* begin *

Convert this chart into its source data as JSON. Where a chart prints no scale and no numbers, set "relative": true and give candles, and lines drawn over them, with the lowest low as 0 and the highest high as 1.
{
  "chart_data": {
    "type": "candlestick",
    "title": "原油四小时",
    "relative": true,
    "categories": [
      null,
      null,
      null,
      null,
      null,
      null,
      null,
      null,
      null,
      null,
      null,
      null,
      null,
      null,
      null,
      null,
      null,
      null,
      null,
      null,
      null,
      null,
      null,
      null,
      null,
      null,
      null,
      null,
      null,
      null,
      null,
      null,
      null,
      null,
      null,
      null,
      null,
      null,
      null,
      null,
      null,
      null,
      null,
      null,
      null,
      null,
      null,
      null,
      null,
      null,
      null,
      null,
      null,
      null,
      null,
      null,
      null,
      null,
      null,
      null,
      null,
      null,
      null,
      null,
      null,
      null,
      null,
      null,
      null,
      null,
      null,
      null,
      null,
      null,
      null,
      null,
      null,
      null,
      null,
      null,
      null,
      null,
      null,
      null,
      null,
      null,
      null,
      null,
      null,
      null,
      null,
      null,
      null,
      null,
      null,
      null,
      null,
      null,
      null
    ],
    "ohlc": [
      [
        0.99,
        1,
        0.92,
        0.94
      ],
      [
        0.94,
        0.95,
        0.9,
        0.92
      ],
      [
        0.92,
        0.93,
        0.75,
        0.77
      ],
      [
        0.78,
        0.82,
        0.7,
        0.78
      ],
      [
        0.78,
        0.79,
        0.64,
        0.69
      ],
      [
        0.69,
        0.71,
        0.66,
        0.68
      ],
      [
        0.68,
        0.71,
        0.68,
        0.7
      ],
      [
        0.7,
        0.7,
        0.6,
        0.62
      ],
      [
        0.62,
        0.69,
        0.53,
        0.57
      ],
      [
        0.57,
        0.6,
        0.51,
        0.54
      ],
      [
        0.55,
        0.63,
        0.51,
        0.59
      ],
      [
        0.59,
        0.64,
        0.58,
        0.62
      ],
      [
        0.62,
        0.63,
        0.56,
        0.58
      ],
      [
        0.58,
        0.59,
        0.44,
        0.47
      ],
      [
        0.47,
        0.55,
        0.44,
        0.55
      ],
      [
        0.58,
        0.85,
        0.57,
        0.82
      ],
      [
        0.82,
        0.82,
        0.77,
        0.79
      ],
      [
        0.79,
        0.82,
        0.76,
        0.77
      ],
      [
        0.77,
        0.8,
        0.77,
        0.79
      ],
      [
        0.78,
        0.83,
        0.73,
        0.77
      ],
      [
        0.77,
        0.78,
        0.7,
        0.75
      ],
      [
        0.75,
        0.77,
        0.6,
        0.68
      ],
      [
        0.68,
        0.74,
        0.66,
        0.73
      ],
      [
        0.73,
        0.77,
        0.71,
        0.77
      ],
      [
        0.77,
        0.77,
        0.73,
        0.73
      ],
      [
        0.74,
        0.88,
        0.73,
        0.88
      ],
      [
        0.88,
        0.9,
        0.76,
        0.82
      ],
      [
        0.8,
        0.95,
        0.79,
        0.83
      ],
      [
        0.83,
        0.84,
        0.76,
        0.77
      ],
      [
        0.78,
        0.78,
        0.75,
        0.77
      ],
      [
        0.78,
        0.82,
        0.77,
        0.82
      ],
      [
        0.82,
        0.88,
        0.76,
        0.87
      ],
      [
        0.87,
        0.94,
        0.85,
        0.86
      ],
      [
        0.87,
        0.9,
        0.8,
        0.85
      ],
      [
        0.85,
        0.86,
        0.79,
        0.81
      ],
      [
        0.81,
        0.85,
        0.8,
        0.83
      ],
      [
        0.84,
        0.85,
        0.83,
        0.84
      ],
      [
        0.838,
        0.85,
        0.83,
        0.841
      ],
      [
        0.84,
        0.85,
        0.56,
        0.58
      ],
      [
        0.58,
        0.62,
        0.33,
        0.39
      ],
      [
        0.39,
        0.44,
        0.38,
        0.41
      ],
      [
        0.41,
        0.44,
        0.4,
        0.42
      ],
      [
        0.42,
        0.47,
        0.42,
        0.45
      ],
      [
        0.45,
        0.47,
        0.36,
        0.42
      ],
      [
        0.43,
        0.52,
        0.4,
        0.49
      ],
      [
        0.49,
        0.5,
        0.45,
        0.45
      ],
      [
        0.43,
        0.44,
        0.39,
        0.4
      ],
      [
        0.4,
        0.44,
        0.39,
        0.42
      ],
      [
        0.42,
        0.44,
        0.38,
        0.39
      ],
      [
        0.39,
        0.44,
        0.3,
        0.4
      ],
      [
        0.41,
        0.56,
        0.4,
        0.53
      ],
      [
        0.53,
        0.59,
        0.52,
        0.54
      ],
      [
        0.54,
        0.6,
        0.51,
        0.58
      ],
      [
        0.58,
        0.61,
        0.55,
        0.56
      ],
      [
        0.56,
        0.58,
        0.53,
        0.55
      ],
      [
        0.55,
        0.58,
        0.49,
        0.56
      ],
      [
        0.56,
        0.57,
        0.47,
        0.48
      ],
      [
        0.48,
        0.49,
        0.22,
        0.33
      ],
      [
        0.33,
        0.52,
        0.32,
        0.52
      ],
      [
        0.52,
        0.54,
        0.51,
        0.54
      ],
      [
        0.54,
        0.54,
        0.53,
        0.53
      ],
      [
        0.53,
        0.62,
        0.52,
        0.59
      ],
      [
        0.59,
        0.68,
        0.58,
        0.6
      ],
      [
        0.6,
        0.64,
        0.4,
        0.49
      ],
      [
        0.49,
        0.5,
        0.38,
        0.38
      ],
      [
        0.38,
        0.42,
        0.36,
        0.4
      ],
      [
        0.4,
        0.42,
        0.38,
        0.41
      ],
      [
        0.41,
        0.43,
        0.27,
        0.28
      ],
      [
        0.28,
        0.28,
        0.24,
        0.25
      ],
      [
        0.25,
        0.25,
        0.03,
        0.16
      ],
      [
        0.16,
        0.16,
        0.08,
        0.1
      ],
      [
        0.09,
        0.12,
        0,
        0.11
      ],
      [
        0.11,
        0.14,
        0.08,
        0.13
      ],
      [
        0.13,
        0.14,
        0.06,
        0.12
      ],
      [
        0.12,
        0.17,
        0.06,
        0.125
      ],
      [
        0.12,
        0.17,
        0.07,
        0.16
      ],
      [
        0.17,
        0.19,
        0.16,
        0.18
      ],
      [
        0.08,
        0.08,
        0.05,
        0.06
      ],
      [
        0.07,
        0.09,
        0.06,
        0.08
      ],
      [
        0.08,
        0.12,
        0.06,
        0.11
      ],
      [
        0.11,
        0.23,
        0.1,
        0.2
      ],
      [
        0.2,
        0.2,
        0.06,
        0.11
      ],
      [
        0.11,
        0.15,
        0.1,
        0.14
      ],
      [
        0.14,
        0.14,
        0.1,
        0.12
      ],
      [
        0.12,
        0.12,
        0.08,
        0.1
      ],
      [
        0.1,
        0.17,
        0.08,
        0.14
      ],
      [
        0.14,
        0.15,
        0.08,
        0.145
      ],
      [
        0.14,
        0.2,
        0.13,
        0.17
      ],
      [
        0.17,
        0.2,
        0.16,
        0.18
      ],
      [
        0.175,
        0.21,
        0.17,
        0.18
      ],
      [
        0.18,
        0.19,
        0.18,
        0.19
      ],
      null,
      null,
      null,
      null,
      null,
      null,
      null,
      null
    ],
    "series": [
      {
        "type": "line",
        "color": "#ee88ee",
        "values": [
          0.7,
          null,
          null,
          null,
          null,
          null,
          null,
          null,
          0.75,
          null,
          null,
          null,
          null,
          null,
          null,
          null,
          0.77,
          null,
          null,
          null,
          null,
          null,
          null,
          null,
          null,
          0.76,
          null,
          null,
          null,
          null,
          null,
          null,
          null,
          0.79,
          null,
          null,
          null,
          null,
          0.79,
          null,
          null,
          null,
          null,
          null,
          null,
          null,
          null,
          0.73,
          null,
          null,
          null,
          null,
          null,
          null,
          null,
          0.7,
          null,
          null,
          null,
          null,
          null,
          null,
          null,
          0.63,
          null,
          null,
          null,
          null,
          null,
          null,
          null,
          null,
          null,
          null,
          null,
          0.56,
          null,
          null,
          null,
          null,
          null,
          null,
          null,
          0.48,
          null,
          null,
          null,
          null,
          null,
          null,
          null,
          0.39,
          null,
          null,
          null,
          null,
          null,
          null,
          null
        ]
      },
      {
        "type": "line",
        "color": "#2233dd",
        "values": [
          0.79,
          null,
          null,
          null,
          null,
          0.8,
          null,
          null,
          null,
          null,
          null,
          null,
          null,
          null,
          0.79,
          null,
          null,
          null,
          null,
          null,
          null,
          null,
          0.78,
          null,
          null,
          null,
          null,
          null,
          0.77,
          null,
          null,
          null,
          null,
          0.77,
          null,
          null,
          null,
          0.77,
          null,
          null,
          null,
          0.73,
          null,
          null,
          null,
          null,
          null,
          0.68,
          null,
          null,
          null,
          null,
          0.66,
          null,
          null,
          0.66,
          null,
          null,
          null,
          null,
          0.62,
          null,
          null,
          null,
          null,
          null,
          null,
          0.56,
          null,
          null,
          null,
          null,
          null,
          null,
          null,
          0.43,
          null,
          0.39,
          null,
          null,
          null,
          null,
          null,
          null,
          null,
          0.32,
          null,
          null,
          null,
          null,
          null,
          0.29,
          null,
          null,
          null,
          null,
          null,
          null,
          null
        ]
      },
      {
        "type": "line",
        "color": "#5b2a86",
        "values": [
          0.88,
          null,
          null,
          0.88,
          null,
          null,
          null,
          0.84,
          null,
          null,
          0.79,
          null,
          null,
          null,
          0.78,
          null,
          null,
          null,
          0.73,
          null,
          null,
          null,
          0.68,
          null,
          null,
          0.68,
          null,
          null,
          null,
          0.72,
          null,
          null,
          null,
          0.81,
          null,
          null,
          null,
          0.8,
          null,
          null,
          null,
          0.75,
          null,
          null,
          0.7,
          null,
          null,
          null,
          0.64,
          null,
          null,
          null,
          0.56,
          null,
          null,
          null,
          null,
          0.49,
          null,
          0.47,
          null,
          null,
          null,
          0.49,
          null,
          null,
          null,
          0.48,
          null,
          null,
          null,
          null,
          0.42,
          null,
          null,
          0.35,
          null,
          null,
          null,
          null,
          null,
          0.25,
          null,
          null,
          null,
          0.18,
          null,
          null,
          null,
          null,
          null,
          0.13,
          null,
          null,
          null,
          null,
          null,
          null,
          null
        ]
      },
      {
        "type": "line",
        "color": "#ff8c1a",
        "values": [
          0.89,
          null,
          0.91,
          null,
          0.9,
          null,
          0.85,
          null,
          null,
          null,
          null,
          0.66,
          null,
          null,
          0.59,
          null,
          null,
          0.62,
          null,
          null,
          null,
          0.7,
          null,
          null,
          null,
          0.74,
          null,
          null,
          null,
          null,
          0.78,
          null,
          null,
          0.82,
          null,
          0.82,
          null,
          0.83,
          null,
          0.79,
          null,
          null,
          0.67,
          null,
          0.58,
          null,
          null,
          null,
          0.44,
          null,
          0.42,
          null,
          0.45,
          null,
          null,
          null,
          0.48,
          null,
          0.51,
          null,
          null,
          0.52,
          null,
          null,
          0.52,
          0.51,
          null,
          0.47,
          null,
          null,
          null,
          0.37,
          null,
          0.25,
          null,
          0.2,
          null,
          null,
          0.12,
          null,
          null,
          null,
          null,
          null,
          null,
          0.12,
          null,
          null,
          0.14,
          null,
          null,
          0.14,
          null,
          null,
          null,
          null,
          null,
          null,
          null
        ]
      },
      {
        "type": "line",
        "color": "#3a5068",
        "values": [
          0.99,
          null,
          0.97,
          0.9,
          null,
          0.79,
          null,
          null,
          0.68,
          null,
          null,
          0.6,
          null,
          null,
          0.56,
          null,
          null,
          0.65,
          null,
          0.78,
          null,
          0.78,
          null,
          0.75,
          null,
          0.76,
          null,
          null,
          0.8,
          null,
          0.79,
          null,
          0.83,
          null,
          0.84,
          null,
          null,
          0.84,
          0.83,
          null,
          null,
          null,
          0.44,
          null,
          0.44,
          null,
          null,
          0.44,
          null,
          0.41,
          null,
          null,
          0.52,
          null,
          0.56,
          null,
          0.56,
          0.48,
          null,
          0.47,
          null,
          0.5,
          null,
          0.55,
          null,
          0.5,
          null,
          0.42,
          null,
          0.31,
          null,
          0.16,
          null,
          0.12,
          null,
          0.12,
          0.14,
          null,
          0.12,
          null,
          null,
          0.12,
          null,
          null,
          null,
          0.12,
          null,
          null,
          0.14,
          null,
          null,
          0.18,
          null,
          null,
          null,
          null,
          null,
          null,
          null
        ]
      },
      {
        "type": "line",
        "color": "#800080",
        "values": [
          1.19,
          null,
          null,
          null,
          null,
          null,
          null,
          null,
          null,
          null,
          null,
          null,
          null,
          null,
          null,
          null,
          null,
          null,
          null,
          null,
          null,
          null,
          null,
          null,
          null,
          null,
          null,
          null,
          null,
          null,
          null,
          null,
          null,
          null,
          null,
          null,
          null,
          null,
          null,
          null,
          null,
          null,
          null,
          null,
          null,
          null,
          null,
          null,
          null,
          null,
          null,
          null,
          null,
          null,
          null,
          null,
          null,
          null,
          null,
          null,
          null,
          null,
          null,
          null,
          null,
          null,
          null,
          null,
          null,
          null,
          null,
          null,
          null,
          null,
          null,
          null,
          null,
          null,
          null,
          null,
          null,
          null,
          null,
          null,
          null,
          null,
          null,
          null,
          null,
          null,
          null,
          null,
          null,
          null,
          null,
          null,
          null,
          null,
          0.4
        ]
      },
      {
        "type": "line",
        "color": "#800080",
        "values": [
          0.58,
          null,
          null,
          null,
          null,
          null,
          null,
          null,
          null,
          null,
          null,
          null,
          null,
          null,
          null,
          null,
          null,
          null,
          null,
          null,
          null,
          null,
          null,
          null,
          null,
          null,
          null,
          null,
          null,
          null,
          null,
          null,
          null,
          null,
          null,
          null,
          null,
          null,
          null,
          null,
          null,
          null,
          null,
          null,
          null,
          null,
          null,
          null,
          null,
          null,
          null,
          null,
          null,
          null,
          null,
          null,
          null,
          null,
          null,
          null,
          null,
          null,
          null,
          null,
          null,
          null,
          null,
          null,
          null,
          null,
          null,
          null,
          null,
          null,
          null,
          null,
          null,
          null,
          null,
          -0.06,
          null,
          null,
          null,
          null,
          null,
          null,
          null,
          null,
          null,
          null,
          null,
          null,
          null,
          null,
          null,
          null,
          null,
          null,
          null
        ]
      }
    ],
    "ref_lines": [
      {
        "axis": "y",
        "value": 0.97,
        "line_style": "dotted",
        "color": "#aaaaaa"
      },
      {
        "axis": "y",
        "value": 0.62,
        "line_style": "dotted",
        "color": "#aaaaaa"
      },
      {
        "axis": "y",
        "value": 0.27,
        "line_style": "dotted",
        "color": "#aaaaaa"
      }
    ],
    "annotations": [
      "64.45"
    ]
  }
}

* end *

WRITTEN REQUEST: Pick each line holding the word "relative" out of the listing.

FULL RESPONSE:
Convert this chart into its source data as JSON. Where a chart prints no scale and no numbers, set "relative": true and give candles, and lines drawn over them, with the lowest low as 0 and the highest high as 1.
    "relative": true,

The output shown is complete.